## Extracted data entries
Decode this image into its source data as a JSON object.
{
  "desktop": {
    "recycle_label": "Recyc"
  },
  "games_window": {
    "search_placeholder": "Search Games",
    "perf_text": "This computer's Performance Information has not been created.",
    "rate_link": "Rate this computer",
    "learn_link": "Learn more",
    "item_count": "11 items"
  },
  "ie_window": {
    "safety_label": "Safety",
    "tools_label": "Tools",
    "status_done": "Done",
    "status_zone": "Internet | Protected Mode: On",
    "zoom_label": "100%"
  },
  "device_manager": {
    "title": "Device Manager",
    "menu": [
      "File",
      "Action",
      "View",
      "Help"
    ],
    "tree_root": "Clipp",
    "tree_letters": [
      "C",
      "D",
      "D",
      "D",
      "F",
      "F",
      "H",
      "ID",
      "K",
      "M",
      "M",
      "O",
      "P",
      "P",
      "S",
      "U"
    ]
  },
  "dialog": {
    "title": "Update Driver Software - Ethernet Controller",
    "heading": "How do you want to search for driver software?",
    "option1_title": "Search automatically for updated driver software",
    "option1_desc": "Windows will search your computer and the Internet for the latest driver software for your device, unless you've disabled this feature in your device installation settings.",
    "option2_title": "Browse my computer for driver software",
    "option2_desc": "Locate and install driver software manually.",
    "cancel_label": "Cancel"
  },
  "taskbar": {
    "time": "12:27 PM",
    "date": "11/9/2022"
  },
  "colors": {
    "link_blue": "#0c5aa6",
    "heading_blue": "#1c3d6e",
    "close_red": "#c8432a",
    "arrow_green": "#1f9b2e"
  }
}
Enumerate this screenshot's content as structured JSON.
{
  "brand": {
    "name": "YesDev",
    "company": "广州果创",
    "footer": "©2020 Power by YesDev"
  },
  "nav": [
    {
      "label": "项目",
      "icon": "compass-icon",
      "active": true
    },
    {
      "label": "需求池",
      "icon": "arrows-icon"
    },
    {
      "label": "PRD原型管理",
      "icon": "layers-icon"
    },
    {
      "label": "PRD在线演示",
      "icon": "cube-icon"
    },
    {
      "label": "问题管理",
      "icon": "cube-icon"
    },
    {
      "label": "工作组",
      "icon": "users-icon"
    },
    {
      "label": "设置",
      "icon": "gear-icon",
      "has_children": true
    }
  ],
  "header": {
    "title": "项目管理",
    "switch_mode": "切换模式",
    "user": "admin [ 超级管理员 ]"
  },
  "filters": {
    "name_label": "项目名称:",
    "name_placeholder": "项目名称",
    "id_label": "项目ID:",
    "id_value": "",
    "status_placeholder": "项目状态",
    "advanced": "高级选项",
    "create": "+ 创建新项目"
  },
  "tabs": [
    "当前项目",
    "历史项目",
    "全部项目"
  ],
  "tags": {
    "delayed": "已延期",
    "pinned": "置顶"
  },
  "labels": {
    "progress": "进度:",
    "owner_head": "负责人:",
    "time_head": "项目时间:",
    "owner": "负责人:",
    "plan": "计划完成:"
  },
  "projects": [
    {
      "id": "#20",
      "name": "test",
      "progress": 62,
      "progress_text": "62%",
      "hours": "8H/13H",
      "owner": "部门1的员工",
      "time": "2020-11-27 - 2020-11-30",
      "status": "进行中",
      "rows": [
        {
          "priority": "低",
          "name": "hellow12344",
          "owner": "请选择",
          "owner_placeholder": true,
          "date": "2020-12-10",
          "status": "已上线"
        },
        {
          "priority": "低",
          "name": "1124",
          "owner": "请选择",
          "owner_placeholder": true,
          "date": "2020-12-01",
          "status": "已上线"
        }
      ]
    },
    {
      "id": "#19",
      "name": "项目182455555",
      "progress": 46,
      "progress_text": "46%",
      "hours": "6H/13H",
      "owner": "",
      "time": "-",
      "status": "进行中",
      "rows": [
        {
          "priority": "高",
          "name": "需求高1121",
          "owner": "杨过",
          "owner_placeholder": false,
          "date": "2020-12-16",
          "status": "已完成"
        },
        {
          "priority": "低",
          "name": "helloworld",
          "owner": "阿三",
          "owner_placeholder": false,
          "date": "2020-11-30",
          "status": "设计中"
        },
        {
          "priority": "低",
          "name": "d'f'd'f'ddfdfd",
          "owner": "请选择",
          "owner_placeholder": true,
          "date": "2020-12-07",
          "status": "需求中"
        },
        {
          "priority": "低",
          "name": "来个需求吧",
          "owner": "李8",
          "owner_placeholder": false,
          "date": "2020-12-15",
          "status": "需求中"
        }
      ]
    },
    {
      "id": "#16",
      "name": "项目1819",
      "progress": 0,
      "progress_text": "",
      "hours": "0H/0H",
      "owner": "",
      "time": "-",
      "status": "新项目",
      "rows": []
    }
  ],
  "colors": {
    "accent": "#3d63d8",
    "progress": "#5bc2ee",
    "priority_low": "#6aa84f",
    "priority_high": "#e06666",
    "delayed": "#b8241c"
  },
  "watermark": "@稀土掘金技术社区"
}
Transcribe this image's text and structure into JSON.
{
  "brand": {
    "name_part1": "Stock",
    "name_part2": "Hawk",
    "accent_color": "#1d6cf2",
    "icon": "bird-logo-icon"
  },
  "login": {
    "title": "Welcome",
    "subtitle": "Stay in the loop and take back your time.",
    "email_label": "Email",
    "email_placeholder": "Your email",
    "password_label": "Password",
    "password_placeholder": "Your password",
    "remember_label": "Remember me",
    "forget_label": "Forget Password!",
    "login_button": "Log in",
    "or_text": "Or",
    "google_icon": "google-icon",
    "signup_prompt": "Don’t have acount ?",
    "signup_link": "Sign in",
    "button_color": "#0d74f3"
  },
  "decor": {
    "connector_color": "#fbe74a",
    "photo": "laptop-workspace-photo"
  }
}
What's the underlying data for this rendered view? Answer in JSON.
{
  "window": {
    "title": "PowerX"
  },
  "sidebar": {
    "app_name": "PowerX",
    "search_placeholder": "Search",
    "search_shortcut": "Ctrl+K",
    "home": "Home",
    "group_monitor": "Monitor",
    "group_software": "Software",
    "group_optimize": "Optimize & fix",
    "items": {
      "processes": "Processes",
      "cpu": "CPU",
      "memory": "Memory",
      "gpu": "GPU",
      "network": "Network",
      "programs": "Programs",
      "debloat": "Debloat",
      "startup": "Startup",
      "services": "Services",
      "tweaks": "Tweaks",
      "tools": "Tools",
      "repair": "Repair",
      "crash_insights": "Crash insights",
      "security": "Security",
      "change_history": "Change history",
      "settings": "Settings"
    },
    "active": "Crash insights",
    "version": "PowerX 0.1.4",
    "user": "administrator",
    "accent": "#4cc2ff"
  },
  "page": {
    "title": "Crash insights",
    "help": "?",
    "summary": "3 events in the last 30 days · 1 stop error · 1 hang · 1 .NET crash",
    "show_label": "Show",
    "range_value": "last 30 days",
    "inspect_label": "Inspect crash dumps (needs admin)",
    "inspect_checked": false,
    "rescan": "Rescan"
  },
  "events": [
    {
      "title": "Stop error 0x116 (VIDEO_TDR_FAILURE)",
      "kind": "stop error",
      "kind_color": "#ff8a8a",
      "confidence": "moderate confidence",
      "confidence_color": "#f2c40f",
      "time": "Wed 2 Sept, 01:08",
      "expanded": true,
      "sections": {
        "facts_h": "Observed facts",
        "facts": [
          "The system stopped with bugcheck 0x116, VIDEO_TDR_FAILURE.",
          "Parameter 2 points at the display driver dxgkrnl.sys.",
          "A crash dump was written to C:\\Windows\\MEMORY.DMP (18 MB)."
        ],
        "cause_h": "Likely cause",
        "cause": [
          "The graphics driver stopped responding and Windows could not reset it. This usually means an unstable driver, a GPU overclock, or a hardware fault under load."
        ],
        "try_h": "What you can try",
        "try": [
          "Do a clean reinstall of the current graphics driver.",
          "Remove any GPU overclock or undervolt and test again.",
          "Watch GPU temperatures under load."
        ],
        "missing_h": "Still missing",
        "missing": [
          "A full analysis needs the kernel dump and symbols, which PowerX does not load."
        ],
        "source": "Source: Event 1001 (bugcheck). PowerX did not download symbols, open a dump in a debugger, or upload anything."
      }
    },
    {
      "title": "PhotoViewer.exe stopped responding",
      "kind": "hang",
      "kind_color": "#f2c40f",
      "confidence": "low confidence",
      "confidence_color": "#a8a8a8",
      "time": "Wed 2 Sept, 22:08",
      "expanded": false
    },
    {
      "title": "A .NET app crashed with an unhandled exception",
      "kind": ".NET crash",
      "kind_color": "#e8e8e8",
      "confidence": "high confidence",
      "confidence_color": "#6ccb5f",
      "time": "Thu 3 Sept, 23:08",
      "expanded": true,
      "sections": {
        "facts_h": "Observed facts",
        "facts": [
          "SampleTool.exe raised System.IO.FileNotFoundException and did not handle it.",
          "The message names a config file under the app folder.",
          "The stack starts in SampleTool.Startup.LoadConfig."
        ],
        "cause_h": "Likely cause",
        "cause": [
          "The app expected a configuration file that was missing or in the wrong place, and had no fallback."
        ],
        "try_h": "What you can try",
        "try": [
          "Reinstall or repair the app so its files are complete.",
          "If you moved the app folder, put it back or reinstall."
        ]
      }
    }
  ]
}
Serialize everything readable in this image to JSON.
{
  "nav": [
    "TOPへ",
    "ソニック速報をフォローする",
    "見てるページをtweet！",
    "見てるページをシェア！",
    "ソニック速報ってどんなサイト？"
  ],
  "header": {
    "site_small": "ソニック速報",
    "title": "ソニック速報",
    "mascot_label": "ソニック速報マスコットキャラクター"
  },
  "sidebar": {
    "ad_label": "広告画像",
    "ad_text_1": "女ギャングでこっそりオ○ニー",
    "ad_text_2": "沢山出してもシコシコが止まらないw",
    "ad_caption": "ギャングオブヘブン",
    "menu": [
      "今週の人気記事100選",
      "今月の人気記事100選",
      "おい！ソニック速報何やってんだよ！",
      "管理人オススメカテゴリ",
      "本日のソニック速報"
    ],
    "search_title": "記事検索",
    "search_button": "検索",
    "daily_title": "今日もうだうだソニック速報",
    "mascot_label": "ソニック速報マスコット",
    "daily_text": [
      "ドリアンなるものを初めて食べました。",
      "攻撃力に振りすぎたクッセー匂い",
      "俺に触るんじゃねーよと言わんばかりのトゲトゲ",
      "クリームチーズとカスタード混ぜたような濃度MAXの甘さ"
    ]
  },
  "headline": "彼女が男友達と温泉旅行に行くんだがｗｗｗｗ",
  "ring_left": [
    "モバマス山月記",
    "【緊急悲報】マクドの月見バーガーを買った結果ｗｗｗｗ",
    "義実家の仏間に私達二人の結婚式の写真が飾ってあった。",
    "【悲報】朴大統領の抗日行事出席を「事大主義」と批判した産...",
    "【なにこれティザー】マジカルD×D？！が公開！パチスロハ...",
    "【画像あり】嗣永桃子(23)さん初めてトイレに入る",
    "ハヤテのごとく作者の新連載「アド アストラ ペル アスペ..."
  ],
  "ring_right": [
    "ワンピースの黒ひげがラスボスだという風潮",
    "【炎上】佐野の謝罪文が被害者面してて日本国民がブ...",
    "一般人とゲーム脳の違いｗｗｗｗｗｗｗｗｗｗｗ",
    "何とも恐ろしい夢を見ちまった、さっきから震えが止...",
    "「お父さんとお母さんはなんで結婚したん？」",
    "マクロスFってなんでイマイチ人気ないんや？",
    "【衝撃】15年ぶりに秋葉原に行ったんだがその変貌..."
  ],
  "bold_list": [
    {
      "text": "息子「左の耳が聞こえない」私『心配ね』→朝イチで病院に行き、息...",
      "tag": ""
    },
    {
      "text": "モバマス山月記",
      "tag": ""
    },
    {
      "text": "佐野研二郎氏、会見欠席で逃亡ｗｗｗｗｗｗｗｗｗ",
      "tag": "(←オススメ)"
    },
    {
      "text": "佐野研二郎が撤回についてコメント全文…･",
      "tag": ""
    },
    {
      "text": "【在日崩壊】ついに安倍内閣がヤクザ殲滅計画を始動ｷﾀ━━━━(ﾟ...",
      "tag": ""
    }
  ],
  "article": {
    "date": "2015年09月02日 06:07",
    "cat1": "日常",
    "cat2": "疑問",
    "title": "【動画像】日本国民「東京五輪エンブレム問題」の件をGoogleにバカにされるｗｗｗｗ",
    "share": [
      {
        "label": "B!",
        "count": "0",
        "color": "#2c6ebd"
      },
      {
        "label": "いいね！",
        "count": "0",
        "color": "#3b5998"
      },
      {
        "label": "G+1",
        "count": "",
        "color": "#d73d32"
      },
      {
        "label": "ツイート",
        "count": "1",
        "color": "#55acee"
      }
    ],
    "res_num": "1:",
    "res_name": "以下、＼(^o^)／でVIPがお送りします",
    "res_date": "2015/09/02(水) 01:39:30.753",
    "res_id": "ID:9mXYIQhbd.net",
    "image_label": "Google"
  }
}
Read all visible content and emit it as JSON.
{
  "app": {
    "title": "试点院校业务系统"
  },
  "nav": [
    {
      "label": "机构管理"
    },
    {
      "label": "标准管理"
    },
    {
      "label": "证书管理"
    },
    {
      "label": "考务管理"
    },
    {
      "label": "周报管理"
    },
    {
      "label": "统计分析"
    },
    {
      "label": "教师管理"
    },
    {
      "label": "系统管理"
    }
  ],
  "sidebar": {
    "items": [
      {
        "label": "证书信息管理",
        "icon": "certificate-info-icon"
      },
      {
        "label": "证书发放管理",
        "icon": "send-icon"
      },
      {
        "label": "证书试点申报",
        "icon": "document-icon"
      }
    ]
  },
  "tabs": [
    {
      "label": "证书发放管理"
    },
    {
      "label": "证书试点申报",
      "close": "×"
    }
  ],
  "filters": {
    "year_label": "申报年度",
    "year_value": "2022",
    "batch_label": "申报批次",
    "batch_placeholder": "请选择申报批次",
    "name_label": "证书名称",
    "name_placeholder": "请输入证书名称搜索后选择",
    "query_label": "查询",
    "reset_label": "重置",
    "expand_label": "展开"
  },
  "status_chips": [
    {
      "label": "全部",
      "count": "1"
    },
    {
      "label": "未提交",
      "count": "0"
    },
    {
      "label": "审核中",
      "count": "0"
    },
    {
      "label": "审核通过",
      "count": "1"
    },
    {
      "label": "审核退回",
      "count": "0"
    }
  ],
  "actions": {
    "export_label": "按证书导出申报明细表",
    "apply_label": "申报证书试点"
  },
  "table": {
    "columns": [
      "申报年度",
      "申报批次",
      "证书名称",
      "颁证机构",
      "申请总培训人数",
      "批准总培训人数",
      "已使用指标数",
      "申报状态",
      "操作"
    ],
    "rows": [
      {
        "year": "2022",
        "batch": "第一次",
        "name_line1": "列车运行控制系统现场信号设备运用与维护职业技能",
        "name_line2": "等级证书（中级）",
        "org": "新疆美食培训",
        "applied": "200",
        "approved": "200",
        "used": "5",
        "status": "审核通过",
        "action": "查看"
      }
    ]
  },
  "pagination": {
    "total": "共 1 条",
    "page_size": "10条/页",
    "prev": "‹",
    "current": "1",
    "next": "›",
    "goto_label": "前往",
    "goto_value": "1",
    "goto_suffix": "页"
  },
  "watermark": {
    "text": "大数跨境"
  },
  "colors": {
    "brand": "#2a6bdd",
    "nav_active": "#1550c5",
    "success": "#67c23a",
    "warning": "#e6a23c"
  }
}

## What you will do
Your answer should be a single number: the count of lines in the listing that contain the word "graphics".

## Output of the task
2